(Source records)
'''
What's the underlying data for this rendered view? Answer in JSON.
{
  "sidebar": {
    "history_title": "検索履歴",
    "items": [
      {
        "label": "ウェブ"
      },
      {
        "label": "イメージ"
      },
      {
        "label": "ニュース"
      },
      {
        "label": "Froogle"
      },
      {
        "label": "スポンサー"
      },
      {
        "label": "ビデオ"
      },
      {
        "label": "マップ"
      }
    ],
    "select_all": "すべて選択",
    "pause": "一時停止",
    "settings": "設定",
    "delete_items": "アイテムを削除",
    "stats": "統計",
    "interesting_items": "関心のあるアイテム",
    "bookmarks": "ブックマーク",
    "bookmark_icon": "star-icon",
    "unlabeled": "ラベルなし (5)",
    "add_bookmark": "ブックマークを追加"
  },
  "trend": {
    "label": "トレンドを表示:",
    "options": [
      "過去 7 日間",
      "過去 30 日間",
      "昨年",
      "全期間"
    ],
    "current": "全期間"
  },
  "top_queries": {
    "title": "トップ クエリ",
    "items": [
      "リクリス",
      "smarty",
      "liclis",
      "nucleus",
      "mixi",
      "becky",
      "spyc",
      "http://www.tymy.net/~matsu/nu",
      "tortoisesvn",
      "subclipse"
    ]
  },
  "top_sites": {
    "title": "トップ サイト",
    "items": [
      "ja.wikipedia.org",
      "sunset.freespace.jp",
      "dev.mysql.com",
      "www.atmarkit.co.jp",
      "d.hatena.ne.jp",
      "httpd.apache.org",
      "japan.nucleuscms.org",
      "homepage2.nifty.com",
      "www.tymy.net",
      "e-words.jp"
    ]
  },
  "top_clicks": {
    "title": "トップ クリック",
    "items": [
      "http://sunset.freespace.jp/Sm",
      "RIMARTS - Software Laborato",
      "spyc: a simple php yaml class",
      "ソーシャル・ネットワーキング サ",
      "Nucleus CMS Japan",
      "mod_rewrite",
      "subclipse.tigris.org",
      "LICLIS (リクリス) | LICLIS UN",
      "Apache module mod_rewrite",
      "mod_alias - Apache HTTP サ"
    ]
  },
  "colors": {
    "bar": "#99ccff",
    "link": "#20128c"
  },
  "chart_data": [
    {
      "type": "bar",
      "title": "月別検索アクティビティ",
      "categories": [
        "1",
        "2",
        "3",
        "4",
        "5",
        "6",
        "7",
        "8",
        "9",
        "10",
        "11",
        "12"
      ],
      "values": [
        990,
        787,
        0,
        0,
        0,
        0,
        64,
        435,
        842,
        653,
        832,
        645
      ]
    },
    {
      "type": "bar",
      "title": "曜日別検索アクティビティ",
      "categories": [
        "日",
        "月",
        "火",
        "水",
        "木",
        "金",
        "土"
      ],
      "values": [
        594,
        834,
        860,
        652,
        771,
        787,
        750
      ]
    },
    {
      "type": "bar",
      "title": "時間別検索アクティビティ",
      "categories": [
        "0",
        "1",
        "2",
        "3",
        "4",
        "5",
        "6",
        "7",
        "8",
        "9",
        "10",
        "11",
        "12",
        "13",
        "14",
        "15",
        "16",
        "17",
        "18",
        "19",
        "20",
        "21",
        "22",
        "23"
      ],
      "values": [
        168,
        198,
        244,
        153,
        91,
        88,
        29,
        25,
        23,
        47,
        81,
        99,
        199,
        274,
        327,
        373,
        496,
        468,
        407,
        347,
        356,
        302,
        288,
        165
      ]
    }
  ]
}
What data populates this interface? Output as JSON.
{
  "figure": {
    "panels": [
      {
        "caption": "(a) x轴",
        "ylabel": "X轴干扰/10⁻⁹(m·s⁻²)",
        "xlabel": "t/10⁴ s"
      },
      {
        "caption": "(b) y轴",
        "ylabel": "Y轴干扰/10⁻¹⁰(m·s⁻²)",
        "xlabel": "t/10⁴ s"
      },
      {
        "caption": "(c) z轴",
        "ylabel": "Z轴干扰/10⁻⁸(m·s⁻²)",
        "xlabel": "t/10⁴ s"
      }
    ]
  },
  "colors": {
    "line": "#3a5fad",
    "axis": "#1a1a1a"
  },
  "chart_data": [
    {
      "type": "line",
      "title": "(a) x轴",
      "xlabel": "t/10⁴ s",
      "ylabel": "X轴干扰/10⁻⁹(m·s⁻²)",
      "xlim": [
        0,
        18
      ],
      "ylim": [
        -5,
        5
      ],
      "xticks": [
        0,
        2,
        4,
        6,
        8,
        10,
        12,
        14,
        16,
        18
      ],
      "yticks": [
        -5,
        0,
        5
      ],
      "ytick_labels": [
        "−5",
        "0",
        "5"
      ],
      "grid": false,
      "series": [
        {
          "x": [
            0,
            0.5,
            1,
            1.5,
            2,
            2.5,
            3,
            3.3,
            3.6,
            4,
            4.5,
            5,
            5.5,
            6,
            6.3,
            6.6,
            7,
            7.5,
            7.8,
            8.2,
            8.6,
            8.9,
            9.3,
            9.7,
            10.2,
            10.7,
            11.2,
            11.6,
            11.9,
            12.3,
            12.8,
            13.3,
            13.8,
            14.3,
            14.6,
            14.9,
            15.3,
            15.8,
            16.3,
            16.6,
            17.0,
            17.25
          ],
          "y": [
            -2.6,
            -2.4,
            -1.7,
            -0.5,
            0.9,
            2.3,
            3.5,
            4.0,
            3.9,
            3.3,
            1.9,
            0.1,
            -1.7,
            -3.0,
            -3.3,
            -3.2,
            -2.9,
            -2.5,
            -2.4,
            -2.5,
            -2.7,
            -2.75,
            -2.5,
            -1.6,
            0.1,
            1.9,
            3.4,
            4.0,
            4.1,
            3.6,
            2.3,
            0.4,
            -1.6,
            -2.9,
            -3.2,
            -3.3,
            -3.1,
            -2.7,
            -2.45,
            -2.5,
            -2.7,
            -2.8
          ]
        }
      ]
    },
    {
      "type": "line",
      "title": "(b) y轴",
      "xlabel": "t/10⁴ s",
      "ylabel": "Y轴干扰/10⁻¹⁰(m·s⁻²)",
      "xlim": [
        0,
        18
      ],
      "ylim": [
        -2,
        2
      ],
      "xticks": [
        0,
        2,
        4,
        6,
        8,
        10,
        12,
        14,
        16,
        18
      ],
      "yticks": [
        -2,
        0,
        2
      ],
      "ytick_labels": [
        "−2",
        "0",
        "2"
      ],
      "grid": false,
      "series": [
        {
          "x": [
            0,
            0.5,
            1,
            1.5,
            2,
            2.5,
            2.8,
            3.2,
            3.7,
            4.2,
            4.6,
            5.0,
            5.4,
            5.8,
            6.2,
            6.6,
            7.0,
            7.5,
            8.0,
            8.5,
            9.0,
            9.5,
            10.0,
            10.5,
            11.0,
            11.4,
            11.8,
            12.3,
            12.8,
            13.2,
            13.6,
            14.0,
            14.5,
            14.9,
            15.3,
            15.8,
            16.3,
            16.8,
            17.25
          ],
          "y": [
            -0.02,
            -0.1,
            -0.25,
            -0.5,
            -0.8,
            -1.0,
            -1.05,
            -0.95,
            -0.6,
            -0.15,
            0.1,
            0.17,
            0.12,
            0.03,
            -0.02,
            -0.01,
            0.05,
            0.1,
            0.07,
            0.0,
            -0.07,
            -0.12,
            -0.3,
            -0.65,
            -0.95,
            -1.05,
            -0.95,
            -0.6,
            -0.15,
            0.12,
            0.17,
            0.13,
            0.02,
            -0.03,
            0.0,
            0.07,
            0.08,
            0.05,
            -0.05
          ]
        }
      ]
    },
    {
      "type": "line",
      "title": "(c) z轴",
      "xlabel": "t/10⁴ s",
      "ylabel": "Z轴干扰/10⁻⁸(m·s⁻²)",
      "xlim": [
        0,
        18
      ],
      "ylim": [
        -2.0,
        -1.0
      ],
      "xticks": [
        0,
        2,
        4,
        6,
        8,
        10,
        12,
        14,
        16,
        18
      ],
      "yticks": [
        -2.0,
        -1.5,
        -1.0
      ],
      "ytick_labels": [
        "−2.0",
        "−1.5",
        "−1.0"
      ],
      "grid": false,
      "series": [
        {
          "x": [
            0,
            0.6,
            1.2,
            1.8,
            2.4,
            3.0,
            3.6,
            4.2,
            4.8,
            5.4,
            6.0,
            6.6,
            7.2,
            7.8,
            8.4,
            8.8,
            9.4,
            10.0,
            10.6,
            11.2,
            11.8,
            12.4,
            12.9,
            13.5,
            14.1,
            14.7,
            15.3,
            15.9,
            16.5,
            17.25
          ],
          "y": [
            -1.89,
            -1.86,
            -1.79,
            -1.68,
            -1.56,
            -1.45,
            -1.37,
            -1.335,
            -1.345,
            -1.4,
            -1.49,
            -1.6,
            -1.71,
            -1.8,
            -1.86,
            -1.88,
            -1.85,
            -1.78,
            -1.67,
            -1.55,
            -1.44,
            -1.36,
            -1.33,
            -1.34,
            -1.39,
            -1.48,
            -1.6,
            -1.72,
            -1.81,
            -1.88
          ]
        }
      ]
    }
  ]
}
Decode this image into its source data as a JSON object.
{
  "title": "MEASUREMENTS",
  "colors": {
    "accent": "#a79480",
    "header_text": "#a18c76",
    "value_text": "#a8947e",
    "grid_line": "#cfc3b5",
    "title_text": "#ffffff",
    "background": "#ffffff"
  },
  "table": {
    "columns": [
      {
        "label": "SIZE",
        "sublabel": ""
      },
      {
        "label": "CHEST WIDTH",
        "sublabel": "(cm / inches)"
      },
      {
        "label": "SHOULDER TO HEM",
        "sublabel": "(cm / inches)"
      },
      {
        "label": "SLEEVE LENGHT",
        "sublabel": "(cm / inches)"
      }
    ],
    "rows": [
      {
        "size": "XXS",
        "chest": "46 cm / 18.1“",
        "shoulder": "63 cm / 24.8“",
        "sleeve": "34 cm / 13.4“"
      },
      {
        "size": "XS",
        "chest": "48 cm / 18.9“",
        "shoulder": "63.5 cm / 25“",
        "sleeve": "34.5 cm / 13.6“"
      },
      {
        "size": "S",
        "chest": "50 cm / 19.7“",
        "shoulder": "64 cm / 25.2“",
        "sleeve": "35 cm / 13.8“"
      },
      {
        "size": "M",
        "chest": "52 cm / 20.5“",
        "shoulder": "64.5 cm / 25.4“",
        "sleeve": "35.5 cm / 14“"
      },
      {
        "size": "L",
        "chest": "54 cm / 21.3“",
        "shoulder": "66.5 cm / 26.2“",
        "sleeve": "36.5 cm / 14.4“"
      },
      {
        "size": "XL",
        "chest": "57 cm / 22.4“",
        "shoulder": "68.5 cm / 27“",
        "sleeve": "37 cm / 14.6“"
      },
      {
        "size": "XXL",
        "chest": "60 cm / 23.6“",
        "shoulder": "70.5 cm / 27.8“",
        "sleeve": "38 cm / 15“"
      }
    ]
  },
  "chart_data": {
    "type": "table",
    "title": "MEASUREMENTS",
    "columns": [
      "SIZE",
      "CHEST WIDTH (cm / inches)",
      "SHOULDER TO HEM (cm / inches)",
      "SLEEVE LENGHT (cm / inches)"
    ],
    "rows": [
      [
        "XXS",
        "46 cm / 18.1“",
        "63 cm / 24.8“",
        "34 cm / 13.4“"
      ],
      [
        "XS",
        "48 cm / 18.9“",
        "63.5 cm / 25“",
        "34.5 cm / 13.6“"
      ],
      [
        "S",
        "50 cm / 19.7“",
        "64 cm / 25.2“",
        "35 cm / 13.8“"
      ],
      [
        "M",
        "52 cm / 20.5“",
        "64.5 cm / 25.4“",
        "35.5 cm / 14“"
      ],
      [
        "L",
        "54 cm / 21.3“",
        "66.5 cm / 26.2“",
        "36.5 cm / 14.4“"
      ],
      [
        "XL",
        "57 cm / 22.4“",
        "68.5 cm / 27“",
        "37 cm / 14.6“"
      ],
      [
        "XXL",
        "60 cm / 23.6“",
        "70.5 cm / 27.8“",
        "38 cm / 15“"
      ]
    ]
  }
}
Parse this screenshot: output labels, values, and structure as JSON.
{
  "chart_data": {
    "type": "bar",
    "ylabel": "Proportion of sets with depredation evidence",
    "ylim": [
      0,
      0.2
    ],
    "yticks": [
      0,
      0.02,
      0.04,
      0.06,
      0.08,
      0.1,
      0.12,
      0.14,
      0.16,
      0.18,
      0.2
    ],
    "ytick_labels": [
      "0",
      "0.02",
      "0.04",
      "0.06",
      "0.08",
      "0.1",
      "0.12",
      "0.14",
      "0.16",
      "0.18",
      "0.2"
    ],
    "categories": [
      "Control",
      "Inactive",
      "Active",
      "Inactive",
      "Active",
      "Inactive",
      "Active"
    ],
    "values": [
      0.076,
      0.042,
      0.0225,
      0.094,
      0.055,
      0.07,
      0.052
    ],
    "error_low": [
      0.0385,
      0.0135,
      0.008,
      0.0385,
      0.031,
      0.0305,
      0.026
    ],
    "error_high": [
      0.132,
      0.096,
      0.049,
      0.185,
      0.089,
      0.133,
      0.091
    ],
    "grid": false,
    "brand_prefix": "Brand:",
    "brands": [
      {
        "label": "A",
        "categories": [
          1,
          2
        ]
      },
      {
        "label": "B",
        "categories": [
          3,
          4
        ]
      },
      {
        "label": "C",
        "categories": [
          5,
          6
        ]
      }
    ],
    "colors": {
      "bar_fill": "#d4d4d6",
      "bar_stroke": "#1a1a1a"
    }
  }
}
'''
— Problem —
Search the entries for "WIDTH" and copy out each line that has it.

— Response to the exercise —
        "label": "CHEST WIDTH",
      "CHEST WIDTH (cm / inches)",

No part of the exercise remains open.